### Stored entries
+ + + + +
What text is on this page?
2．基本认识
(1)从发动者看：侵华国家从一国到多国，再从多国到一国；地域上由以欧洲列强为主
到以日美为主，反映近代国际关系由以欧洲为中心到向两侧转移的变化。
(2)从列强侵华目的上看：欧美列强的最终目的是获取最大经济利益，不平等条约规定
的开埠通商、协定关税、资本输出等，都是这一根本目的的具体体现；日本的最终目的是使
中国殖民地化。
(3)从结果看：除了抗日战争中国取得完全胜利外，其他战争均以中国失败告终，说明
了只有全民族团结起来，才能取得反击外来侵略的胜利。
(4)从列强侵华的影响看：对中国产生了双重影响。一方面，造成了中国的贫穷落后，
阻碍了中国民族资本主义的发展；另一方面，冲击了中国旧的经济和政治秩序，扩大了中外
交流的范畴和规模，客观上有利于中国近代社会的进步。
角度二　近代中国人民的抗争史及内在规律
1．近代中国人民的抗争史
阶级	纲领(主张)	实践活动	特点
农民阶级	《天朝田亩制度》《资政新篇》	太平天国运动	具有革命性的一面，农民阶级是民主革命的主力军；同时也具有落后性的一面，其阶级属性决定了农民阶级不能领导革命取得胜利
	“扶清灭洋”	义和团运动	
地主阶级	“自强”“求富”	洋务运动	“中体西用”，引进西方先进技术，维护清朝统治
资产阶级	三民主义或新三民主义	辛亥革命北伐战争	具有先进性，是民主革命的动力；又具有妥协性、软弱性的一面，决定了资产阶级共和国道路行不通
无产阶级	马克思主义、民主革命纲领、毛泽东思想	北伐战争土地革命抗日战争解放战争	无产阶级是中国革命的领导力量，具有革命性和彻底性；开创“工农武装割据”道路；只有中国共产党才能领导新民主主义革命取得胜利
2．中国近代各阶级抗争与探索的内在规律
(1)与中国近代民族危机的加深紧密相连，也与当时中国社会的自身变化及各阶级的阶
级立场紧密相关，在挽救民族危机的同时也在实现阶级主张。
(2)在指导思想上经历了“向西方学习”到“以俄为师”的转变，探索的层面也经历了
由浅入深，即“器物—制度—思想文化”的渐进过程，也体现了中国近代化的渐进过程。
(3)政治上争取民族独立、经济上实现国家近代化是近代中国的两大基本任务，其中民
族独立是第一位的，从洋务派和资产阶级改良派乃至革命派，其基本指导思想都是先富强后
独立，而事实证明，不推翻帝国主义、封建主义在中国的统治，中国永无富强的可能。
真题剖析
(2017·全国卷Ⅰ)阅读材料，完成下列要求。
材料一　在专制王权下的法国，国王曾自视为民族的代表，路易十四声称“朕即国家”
+ + + + +
### To be done
The entries above must be returned exactly.

### Final answer
What text is on this page?
2．基本认识
(1)从发动者看：侵华国家从一国到多国，再从多国到一国；地域上由以欧洲列强为主
到以日美为主，反映近代国际关系由以欧洲为中心到向两侧转移的变化。
(2)从列强侵华目的上看：欧美列强的最终目的是获取最大经济利益，不平等条约规定
的开埠通商、协定关税、资本输出等，都是这一根本目的的具体体现；日本的最终目的是使
中国殖民地化。
(3)从结果看：除了抗日战争中国取得完全胜利外，其他战争均以中国失败告终，说明
了只有全民族团结起来，才能取得反击外来侵略的胜利。
(4)从列强侵华的影响看：对中国产生了双重影响。一方面，造成了中国的贫穷落后，
阻碍了中国民族资本主义的发展；另一方面，冲击了中国旧的经济和政治秩序，扩大了中外
交流的范畴和规模，客观上有利于中国近代社会的进步。
角度二　近代中国人民的抗争史及内在规律
1．近代中国人民的抗争史
阶级	纲领(主张)	实践活动	特点
农民阶级	《天朝田亩制度》《资政新篇》	太平天国运动	具有革命性的一面，农民阶级是民主革命的主力军；同时也具有落后性的一面，其阶级属性决定了农民阶级不能领导革命取得胜利
	“扶清灭洋”	义和团运动	
地主阶级	“自强”“求富”	洋务运动	“中体西用”，引进西方先进技术，维护清朝统治
资产阶级	三民主义或新三民主义	辛亥革命北伐战争	具有先进性，是民主革命的动力；又具有妥协性、软弱性的一面，决定了资产阶级共和国道路行不通
无产阶级	马克思主义、民主革命纲领、毛泽东思想	北伐战争土地革命抗日战争解放战争	无产阶级是中国革命的领导力量，具有革命性和彻底性；开创“工农武装割据”道路；只有中国共产党才能领导新民主主义革命取得胜利
2．中国近代各阶级抗争与探索的内在规律
(1)与中国近代民族危机的加深紧密相连，也与当时中国社会的自身变化及各阶级的阶
级立场紧密相关，在挽救民族危机的同时也在实现阶级主张。
(2)在指导思想上经历了“向西方学习”到“以俄为师”的转变，探索的层面也经历了
由浅入深，即“器物—制度—思想文化”的渐进过程，也体现了中国近代化的渐进过程。
(3)政治上争取民族独立、经济上实现国家近代化是近代中国的两大基本任务，其中民
族独立是第一位的，从洋务派和资产阶级改良派乃至革命派，其基本指导思想都是先富强后
独立，而事实证明，不推翻帝国主义、封建主义在中国的统治，中国永无富强的可能。
真题剖析
(2017·全国卷Ⅰ)阅读材料，完成下列要求。
材料一　在专制王权下的法国，国王曾自视为民族的代表，路易十四声称“朕即国家”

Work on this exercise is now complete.